Dataset entries:
>>>>>
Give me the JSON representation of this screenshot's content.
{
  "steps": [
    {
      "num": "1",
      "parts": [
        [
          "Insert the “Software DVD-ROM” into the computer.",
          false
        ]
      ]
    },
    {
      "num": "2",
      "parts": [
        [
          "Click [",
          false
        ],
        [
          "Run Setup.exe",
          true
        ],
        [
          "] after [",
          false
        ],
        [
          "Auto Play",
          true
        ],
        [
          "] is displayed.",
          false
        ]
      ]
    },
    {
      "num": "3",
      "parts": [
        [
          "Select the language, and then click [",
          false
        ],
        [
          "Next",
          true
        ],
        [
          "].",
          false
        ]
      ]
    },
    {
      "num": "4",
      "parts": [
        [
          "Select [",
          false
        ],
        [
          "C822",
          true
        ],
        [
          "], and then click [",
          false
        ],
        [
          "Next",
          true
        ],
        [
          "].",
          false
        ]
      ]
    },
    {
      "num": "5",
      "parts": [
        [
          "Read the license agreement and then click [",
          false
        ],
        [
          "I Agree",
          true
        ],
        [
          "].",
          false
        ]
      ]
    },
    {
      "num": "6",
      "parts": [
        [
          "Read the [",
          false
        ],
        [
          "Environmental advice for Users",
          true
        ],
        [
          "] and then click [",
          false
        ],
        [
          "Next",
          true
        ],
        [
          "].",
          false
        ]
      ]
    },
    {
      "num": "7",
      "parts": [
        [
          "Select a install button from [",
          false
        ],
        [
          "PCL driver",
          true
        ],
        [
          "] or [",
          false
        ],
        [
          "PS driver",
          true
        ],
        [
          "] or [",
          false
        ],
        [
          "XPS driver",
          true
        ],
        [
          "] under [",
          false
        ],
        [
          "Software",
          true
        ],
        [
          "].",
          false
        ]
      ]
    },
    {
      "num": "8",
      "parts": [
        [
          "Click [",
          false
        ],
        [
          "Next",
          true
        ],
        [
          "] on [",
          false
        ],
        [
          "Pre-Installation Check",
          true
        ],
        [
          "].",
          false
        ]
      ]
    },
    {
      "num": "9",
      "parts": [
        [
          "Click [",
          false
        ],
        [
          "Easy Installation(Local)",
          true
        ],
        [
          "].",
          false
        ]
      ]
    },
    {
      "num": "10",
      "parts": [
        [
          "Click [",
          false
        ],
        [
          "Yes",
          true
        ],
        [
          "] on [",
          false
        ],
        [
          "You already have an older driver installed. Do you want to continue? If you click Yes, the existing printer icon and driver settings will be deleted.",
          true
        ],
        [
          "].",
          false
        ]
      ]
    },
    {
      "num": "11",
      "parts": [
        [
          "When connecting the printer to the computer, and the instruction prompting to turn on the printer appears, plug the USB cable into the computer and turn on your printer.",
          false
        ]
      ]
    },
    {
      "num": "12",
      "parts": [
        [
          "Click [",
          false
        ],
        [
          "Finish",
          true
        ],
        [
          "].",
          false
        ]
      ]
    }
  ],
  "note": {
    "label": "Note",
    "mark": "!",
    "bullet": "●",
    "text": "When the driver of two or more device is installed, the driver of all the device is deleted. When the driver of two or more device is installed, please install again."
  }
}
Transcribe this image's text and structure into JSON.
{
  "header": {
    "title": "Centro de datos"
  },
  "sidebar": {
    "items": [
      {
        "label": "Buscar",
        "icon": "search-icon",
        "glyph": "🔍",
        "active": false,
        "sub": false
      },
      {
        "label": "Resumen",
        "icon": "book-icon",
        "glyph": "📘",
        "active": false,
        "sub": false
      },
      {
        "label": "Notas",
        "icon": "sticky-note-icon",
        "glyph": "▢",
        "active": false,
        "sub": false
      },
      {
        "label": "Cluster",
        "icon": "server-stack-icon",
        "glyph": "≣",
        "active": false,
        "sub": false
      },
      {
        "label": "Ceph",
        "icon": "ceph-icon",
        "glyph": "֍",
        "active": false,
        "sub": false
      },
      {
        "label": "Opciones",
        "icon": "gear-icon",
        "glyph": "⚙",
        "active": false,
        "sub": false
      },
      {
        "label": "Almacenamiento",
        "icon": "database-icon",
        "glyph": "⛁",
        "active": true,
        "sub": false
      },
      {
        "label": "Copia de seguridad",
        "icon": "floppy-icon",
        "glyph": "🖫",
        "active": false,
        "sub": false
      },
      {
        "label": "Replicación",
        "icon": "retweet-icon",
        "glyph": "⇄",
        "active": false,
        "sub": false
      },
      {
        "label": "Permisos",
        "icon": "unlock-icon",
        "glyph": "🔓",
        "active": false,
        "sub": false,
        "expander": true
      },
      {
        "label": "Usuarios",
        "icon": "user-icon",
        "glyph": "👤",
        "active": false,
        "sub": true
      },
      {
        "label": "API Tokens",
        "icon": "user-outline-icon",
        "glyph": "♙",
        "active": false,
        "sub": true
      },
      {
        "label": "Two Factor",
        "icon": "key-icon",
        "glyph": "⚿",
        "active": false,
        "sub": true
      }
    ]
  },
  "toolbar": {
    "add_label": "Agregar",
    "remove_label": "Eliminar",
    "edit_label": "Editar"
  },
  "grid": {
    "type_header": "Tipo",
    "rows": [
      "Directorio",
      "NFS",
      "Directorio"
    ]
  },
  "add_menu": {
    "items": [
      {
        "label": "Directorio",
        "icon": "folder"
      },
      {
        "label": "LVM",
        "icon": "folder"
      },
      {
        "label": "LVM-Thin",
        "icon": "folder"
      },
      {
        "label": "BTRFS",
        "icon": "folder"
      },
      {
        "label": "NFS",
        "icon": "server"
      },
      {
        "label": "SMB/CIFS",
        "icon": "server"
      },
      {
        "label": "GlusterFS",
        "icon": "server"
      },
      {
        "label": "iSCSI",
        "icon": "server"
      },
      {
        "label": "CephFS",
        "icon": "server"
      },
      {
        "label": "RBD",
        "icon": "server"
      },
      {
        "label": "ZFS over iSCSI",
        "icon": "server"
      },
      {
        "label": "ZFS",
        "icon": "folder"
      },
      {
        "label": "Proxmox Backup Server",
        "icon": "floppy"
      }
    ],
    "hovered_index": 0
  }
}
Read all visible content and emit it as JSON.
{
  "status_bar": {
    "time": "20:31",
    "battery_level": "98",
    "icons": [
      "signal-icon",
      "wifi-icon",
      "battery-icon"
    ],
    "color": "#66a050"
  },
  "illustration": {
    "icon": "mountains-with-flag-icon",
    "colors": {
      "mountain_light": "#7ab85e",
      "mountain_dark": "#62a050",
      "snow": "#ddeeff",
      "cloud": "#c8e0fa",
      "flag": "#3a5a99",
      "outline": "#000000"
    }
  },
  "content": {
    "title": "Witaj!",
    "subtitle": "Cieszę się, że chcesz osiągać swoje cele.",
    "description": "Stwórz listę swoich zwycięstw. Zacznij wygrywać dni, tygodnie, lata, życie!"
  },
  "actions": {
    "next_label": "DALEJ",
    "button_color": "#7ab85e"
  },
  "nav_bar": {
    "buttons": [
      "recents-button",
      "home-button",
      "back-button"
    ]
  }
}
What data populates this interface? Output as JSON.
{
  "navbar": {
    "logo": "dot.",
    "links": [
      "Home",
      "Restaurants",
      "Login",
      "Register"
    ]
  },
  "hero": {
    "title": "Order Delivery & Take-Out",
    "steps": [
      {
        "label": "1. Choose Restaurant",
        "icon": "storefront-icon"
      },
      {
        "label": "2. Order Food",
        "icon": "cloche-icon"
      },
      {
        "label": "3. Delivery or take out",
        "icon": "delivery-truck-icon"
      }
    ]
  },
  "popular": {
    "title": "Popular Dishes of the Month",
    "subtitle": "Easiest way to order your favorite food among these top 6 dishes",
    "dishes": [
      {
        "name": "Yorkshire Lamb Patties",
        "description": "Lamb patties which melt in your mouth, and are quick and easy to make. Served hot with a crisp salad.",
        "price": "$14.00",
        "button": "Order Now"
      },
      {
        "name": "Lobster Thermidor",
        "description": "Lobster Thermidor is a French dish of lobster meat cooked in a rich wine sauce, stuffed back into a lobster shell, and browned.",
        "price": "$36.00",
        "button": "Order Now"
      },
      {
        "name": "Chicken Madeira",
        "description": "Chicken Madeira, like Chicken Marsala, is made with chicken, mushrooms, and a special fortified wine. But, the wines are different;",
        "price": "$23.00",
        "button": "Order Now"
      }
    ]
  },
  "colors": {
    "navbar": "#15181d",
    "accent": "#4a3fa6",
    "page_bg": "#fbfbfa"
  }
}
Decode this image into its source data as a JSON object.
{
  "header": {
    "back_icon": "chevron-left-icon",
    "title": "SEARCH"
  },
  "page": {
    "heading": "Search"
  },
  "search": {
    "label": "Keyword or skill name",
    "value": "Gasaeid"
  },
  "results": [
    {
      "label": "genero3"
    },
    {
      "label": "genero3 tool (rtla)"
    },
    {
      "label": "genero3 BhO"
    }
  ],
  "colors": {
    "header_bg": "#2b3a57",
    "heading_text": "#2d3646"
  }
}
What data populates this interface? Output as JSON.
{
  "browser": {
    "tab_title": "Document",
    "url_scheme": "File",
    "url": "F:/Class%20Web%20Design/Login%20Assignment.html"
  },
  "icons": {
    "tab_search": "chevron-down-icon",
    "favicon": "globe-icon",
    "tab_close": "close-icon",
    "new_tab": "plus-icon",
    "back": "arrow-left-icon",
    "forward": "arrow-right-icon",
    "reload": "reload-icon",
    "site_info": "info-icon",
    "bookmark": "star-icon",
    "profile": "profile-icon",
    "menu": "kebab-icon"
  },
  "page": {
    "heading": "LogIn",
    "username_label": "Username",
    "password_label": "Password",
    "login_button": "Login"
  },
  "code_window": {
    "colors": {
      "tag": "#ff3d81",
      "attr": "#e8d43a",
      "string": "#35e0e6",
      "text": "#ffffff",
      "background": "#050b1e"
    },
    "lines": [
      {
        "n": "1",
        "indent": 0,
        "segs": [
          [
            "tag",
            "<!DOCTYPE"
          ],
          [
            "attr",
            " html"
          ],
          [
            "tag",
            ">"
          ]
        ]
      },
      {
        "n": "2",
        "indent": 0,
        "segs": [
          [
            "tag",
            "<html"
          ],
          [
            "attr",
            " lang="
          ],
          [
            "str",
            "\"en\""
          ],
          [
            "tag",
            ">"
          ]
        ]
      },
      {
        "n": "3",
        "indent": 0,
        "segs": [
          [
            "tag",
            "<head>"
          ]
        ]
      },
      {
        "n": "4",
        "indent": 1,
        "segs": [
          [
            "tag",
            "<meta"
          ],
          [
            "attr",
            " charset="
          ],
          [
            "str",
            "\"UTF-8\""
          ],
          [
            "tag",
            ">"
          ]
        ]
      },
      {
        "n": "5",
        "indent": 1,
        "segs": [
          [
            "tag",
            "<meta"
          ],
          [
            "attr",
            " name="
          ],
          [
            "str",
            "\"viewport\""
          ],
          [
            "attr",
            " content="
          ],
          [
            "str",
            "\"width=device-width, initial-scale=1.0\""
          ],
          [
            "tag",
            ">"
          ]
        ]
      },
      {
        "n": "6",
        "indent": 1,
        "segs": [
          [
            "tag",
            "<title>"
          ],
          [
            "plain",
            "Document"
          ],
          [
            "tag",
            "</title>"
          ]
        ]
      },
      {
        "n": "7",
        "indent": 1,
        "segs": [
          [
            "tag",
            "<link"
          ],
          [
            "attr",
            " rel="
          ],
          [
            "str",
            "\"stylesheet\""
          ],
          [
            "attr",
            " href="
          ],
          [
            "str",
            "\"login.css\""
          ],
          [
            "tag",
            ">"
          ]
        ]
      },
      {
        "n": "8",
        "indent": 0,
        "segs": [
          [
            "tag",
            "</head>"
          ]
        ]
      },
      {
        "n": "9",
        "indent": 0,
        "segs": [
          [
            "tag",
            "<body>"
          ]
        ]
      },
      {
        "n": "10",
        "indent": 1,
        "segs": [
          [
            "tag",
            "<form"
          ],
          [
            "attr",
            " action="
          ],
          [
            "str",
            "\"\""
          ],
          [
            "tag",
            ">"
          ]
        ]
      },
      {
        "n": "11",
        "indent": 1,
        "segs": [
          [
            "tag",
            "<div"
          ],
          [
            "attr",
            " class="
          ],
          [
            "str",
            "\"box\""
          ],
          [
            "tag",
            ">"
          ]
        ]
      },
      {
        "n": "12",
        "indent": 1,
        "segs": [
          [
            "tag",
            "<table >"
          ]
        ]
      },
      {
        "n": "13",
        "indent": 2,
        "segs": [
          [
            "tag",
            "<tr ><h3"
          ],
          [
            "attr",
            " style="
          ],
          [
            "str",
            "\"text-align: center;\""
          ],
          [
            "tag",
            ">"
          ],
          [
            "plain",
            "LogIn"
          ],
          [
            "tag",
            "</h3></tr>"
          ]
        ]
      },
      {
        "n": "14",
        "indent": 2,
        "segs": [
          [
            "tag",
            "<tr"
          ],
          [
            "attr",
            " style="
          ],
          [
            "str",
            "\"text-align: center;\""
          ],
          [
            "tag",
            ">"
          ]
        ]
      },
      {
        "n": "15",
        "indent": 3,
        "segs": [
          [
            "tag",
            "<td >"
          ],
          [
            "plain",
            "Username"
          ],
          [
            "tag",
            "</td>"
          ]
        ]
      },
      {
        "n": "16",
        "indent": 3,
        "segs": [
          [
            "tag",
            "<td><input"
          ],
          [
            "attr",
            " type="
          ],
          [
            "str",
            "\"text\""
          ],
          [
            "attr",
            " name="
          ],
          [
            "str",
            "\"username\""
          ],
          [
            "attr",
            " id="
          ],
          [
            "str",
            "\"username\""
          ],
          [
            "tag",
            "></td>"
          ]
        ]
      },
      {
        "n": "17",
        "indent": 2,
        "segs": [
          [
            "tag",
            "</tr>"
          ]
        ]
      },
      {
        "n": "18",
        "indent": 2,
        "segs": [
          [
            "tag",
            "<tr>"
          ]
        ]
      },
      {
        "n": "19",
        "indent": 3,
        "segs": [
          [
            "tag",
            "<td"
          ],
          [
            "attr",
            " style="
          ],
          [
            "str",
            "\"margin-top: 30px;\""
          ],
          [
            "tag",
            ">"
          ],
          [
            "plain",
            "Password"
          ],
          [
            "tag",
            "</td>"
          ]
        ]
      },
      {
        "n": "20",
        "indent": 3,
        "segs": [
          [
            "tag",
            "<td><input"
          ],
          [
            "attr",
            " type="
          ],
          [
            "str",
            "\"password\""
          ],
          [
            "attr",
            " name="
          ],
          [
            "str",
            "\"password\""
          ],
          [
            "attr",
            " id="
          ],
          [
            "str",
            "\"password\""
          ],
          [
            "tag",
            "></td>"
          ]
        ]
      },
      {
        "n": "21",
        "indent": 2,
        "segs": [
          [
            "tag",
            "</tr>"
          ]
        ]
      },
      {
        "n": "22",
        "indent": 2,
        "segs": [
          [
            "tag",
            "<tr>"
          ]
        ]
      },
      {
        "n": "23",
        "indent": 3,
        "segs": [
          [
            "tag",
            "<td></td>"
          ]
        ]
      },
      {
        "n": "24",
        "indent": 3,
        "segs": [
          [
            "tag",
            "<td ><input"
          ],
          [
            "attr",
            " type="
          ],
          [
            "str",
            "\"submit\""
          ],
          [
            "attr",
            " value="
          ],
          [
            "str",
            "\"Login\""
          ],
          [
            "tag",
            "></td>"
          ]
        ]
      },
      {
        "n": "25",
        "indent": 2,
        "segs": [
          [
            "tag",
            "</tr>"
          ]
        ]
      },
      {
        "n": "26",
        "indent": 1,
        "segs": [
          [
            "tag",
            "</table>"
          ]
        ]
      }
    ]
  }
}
<<<<<
# [What to work on]
Copy, from the material, each line that holds the string "then".

# [Expected answer]
          "Select the language, and then click [",
          "], and then click [",
          "Read the license agreement and then click [",
          "] and then click [",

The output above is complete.